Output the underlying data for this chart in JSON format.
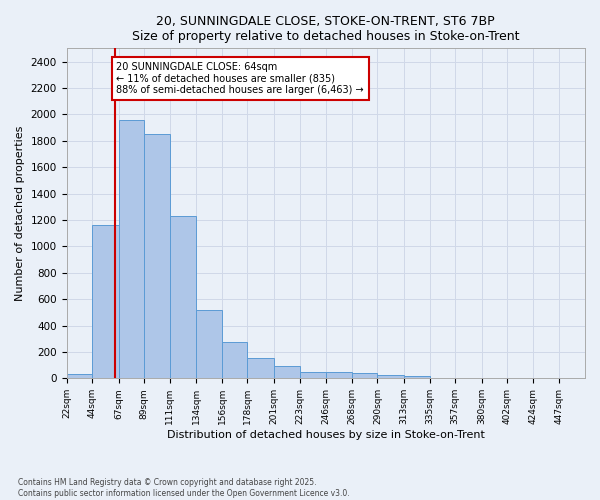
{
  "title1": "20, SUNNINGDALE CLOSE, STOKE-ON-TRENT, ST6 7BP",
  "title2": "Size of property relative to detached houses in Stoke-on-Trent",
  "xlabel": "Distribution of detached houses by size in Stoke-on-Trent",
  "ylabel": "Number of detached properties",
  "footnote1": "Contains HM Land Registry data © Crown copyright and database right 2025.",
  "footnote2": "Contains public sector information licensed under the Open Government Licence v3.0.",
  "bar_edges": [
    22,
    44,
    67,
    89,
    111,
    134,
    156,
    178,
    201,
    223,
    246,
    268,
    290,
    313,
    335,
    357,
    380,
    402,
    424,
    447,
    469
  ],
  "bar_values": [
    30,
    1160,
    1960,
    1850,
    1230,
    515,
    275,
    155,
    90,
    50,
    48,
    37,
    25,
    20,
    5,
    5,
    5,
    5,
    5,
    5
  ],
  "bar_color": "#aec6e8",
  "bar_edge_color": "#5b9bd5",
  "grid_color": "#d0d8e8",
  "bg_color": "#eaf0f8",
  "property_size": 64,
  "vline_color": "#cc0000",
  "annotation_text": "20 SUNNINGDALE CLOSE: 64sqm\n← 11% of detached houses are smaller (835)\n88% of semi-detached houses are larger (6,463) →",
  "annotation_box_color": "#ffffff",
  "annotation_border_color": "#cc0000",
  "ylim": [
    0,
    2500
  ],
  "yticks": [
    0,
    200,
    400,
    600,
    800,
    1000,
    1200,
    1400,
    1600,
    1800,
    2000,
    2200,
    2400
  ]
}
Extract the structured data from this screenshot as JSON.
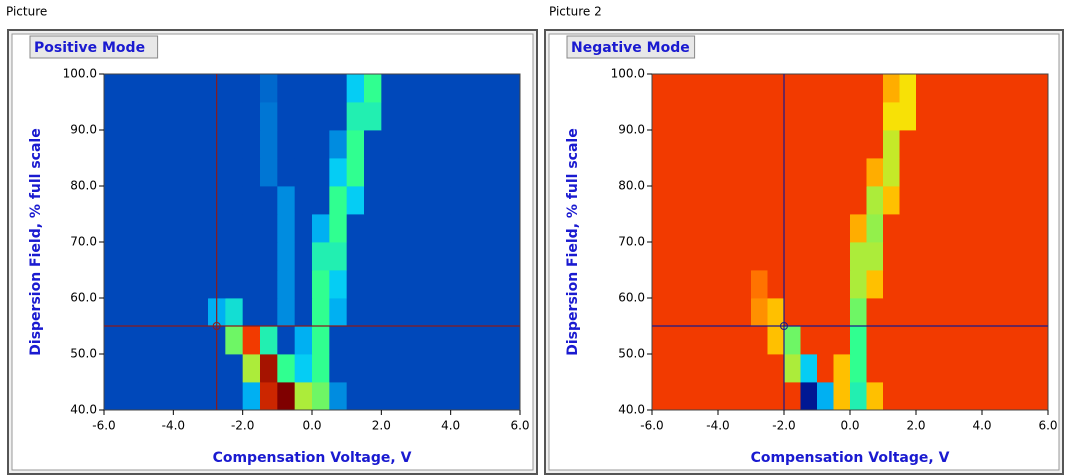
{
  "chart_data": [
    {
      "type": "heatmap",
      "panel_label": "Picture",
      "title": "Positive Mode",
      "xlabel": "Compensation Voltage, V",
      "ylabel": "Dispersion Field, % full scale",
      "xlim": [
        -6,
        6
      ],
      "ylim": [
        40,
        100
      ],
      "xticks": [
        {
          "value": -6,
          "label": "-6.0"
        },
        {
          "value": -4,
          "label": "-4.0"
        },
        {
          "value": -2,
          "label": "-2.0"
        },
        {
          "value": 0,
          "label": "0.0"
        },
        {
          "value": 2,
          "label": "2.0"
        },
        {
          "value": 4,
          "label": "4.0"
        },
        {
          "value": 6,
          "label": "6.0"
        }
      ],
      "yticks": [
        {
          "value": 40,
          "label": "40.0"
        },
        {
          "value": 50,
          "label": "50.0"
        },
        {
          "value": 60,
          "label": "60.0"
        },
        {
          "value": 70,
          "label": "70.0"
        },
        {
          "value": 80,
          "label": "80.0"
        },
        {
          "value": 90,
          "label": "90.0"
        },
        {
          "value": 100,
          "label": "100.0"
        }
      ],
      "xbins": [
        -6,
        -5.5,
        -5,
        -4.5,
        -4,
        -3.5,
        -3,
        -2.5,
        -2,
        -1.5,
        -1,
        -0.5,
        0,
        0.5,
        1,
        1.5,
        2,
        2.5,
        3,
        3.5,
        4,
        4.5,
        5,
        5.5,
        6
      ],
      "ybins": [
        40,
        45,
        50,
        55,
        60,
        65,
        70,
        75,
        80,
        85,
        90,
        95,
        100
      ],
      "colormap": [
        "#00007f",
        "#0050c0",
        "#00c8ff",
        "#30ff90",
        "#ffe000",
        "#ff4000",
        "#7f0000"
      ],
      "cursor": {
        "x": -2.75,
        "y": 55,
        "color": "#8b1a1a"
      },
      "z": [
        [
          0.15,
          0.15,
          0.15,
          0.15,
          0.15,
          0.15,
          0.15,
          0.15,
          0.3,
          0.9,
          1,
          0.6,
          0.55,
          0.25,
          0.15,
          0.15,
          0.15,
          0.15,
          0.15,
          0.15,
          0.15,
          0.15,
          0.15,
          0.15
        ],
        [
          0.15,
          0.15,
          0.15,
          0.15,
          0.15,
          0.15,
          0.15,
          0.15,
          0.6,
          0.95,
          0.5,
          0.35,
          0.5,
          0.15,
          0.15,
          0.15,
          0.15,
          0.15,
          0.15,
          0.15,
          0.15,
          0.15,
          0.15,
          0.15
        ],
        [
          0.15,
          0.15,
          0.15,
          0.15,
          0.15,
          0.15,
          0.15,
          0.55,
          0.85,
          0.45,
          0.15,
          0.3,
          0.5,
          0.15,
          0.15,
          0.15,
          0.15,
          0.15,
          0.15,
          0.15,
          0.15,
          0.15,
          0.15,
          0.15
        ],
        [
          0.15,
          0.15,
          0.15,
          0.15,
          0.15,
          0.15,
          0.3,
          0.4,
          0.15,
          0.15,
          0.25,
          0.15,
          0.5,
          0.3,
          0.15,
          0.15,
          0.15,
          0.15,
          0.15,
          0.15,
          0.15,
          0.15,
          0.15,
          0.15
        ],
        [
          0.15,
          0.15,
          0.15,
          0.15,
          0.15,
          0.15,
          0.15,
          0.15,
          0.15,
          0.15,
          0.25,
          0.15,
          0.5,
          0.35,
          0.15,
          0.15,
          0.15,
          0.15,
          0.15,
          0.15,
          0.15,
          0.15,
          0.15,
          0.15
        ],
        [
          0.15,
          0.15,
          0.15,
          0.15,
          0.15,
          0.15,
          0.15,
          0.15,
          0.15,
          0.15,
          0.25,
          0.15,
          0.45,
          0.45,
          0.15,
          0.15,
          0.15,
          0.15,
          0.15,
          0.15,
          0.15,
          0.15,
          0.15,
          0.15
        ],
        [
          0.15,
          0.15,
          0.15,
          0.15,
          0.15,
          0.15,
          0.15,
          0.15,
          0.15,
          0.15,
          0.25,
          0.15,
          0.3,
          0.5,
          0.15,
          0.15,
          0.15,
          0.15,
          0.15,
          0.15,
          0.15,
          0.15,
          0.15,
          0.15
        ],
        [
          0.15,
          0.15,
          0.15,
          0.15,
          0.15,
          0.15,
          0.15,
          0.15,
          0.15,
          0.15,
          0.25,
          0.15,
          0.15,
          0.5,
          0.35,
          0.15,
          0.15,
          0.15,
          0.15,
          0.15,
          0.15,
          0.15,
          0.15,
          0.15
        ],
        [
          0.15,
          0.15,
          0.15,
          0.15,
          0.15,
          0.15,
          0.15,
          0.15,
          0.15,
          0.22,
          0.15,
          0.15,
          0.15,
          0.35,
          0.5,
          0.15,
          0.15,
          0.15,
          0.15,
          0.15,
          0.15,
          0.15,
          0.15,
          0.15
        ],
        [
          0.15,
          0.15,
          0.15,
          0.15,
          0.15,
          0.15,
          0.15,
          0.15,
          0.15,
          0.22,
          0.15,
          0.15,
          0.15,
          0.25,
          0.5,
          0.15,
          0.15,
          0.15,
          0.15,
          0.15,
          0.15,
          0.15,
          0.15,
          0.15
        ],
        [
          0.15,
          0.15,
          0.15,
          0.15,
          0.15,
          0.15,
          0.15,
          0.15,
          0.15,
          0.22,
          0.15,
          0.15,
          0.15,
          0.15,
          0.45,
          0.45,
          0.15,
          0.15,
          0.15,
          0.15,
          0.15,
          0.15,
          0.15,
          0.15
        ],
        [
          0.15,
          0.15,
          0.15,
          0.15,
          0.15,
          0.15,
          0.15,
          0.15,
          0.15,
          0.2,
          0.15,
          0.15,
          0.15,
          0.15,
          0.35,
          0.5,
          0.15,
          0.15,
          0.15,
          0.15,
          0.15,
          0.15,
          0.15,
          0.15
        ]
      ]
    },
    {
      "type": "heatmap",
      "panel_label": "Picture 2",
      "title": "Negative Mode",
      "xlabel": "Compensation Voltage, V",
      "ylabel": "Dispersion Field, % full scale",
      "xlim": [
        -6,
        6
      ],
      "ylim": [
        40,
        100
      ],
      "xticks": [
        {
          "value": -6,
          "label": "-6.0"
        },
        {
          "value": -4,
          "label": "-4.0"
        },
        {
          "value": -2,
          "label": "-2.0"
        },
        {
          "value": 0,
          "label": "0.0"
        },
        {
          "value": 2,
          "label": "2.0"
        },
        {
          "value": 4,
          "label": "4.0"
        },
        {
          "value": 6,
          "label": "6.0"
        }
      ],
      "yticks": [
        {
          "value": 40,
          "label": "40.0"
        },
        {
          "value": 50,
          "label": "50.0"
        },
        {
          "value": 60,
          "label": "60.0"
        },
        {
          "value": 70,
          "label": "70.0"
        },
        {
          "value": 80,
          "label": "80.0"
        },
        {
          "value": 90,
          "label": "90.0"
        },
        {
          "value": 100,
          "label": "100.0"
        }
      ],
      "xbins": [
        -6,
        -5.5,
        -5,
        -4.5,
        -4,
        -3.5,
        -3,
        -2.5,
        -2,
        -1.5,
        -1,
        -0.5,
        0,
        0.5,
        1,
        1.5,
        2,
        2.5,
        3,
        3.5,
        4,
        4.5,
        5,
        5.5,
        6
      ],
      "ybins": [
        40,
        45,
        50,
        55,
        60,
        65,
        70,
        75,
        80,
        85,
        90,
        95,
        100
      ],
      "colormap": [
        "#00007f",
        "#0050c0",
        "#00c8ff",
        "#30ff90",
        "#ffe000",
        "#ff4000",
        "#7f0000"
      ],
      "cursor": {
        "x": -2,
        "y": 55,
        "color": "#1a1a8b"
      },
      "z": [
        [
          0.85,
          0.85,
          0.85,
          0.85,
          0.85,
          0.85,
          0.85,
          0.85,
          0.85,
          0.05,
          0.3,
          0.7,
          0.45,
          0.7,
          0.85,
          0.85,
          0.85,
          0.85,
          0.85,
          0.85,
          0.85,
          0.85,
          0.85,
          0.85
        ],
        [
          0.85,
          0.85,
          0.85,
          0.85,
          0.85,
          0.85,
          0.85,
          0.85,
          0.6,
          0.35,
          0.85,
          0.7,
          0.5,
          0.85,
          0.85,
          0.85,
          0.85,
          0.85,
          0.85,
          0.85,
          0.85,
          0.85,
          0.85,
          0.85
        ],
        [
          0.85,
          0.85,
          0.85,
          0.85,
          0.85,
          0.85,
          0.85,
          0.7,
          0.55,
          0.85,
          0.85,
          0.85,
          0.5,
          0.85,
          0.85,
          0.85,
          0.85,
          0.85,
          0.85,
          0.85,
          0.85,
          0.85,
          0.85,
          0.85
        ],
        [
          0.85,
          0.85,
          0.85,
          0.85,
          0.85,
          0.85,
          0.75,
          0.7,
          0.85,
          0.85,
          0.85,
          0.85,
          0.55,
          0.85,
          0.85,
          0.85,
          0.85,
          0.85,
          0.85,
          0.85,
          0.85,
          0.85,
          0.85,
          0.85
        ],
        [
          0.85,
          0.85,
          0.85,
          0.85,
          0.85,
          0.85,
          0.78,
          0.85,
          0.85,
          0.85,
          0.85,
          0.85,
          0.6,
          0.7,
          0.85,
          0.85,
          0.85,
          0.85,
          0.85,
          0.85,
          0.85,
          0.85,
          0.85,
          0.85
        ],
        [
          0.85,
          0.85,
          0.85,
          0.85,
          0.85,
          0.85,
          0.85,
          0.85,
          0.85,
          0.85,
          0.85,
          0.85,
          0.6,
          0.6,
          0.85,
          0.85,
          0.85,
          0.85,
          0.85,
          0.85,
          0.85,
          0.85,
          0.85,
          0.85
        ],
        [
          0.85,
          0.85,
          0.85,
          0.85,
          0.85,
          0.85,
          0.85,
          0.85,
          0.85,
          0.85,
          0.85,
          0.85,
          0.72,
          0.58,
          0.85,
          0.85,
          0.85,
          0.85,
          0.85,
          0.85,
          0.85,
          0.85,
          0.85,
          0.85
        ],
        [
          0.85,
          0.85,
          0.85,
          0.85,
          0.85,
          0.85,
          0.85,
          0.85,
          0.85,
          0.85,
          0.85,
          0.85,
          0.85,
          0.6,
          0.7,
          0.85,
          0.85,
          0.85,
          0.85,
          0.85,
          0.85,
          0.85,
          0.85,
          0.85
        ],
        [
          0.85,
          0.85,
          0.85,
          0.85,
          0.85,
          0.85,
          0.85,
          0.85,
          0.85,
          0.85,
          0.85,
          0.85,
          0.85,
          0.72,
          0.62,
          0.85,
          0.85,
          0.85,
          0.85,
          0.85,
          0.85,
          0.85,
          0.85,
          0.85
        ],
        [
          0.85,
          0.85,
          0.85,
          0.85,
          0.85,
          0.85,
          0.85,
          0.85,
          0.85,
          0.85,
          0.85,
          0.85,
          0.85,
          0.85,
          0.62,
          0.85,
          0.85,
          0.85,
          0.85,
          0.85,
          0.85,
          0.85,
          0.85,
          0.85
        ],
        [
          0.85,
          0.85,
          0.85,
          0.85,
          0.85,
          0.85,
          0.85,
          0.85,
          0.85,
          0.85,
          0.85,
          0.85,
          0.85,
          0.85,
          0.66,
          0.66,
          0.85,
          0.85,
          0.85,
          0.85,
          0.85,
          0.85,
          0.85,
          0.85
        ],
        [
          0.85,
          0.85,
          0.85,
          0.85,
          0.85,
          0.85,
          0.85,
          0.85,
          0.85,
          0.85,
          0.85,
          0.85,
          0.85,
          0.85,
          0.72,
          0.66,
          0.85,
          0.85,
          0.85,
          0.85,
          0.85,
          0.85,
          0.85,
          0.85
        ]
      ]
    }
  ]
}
* * * * * * *
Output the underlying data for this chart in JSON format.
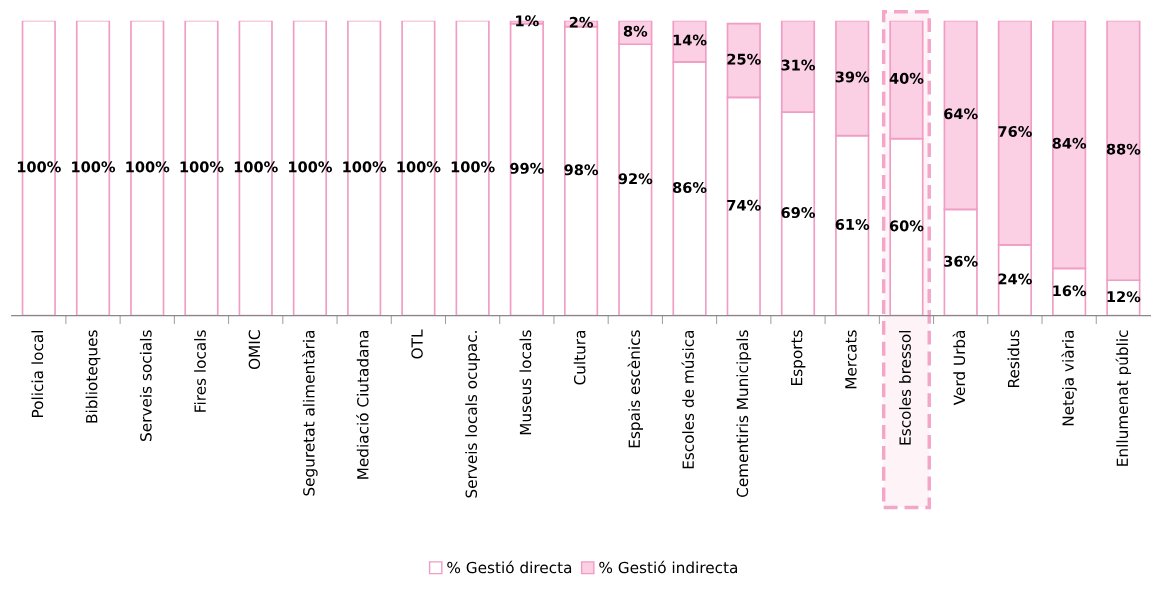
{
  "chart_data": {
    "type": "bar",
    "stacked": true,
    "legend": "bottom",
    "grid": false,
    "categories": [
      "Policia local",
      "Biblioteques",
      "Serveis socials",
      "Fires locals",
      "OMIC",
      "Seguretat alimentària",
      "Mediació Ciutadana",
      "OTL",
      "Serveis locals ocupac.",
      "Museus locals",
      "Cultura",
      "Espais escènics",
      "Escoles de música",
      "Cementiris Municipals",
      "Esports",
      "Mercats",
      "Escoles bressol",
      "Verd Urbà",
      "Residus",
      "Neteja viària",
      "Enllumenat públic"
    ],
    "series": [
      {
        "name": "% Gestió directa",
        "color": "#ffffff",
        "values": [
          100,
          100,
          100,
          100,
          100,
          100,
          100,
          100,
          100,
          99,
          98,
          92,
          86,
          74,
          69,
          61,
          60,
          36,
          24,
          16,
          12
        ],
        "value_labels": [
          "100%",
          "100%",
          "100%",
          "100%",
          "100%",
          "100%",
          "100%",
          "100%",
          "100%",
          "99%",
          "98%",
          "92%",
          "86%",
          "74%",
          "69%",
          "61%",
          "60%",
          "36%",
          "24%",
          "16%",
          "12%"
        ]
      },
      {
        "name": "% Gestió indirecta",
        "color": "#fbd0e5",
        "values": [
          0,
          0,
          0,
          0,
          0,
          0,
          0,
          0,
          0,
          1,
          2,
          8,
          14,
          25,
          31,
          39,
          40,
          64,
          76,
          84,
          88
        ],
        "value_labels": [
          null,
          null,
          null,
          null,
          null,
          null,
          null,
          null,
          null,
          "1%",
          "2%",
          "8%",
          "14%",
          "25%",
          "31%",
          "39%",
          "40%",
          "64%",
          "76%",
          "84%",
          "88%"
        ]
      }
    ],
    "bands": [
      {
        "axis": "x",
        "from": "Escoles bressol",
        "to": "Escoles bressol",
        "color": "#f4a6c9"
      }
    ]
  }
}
* * * * * * *
▸ Task to carry out
Go through the entries above and copy every line containing "Serveis".

▸ Final result
      "Serveis socials",
      "Serveis locals ocupac.",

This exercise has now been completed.